* Written exercise: Write out every entry exactly as it appears.

(Stored items)
--- Start ---

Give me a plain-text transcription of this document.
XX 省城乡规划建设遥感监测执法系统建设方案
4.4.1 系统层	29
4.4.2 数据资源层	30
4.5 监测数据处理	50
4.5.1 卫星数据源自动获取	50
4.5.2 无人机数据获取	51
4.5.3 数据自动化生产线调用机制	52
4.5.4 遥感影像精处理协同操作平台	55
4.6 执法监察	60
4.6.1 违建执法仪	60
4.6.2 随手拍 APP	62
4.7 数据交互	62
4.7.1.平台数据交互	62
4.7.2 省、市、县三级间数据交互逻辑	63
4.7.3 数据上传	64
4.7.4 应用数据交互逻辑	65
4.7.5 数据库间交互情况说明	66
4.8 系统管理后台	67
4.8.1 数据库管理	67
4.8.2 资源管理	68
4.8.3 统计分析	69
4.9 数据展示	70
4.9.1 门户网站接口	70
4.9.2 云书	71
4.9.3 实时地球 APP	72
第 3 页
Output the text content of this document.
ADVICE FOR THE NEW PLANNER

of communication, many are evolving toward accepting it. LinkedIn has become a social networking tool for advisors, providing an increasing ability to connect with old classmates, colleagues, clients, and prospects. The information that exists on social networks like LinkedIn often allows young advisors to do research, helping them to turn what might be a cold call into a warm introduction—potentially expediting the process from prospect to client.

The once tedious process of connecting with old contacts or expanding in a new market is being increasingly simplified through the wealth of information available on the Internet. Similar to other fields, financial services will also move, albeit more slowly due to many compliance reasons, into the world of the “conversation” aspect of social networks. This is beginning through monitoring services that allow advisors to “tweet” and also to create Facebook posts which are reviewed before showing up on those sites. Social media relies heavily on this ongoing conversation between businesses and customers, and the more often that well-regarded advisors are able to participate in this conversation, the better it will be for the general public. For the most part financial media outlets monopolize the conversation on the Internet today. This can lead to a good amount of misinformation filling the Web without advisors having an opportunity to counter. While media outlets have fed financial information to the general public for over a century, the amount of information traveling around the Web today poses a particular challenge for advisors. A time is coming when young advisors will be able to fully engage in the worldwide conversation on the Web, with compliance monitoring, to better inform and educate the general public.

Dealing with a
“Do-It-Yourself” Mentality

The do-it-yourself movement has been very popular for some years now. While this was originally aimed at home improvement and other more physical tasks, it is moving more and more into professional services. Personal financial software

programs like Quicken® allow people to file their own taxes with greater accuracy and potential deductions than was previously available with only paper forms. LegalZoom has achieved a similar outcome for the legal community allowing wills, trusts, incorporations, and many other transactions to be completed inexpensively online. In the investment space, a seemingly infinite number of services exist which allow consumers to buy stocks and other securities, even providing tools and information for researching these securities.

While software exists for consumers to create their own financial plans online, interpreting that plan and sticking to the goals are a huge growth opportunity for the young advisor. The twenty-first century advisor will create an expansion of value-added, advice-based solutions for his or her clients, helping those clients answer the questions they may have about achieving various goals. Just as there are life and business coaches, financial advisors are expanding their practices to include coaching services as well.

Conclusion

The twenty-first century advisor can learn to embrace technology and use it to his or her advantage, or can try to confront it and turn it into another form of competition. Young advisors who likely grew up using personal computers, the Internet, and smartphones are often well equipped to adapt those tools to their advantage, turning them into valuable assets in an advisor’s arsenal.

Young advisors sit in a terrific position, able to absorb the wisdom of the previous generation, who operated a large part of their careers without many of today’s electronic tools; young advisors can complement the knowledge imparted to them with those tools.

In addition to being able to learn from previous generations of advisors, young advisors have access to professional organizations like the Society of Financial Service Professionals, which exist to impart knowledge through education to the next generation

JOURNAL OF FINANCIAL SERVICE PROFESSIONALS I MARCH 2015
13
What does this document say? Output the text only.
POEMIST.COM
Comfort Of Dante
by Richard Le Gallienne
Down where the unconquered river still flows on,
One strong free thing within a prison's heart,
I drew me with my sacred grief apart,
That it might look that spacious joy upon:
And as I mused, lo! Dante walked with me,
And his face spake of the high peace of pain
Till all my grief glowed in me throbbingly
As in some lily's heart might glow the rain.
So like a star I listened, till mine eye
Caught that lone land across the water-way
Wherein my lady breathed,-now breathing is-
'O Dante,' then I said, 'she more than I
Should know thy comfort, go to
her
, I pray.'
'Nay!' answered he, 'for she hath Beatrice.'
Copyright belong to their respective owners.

--- End ---

* Result below:
Give me a plain-text transcription of this document.
XX 省城乡规划建设遥感监测执法系统建设方案
4.4.1 系统层	29
4.4.2 数据资源层	30
4.5 监测数据处理	50
4.5.1 卫星数据源自动获取	50
4.5.2 无人机数据获取	51
4.5.3 数据自动化生产线调用机制	52
4.5.4 遥感影像精处理协同操作平台	55
4.6 执法监察	60
4.6.1 违建执法仪	60
4.6.2 随手拍 APP	62
4.7 数据交互	62
4.7.1.平台数据交互	62
4.7.2 省、市、县三级间数据交互逻辑	63
4.7.3 数据上传	64
4.7.4 应用数据交互逻辑	65
4.7.5 数据库间交互情况说明	66
4.8 系统管理后台	67
4.8.1 数据库管理	67
4.8.2 资源管理	68
4.8.3 统计分析	69
4.9 数据展示	70
4.9.1 门户网站接口	70
4.9.2 云书	71
4.9.3 实时地球 APP	72
第 3 页
Output the text content of this document.
ADVICE FOR THE NEW PLANNER

of communication, many are evolving toward accepting it. LinkedIn has become a social networking tool for advisors, providing an increasing ability to connect with old classmates, colleagues, clients, and prospects. The information that exists on social networks like LinkedIn often allows young advisors to do research, helping them to turn what might be a cold call into a warm introduction—potentially expediting the process from prospect to client.

The once tedious process of connecting with old contacts or expanding in a new market is being increasingly simplified through the wealth of information available on the Internet. Similar to other fields, financial services will also move, albeit more slowly due to many compliance reasons, into the world of the “conversation” aspect of social networks. This is beginning through monitoring services that allow advisors to “tweet” and also to create Facebook posts which are reviewed before showing up on those sites. Social media relies heavily on this ongoing conversation between businesses and customers, and the more often that well-regarded advisors are able to participate in this conversation, the better it will be for the general public. For the most part financial media outlets monopolize the conversation on the Internet today. This can lead to a good amount of misinformation filling the Web without advisors having an opportunity to counter. While media outlets have fed financial information to the general public for over a century, the amount of information traveling around the Web today poses a particular challenge for advisors. A time is coming when young advisors will be able to fully engage in the worldwide conversation on the Web, with compliance monitoring, to better inform and educate the general public.

Dealing with a
“Do-It-Yourself” Mentality

The do-it-yourself movement has been very popular for some years now. While this was originally aimed at home improvement and other more physical tasks, it is moving more and more into professional services. Personal financial software

programs like Quicken® allow people to file their own taxes with greater accuracy and potential deductions than was previously available with only paper forms. LegalZoom has achieved a similar outcome for the legal community allowing wills, trusts, incorporations, and many other transactions to be completed inexpensively online. In the investment space, a seemingly infinite number of services exist which allow consumers to buy stocks and other securities, even providing tools and information for researching these securities.

While software exists for consumers to create their own financial plans online, interpreting that plan and sticking to the goals are a huge growth opportunity for the young advisor. The twenty-first century advisor will create an expansion of value-added, advice-based solutions for his or her clients, helping those clients answer the questions they may have about achieving various goals. Just as there are life and business coaches, financial advisors are expanding their practices to include coaching services as well.

Conclusion

The twenty-first century advisor can learn to embrace technology and use it to his or her advantage, or can try to confront it and turn it into another form of competition. Young advisors who likely grew up using personal computers, the Internet, and smartphones are often well equipped to adapt those tools to their advantage, turning them into valuable assets in an advisor’s arsenal.

Young advisors sit in a terrific position, able to absorb the wisdom of the previous generation, who operated a large part of their careers without many of today’s electronic tools; young advisors can complement the knowledge imparted to them with those tools.

In addition to being able to learn from previous generations of advisors, young advisors have access to professional organizations like the Society of Financial Service Professionals, which exist to impart knowledge through education to the next generation

JOURNAL OF FINANCIAL SERVICE PROFESSIONALS I MARCH 2015
13
What does this document say? Output the text only.
POEMIST.COM
Comfort Of Dante
by Richard Le Gallienne
Down where the unconquered river still flows on,
One strong free thing within a prison's heart,
I drew me with my sacred grief apart,
That it might look that spacious joy upon:
And as I mused, lo! Dante walked with me,
And his face spake of the high peace of pain
Till all my grief glowed in me throbbingly
As in some lily's heart might glow the rain.
So like a star I listened, till mine eye
Caught that lone land across the water-way
Wherein my lady breathed,-now breathing is-
'O Dante,' then I said, 'she more than I
Should know thy comfort, go to
her
, I pray.'
'Nay!' answered he, 'for she hath Beatrice.'
Copyright belong to their respective owners.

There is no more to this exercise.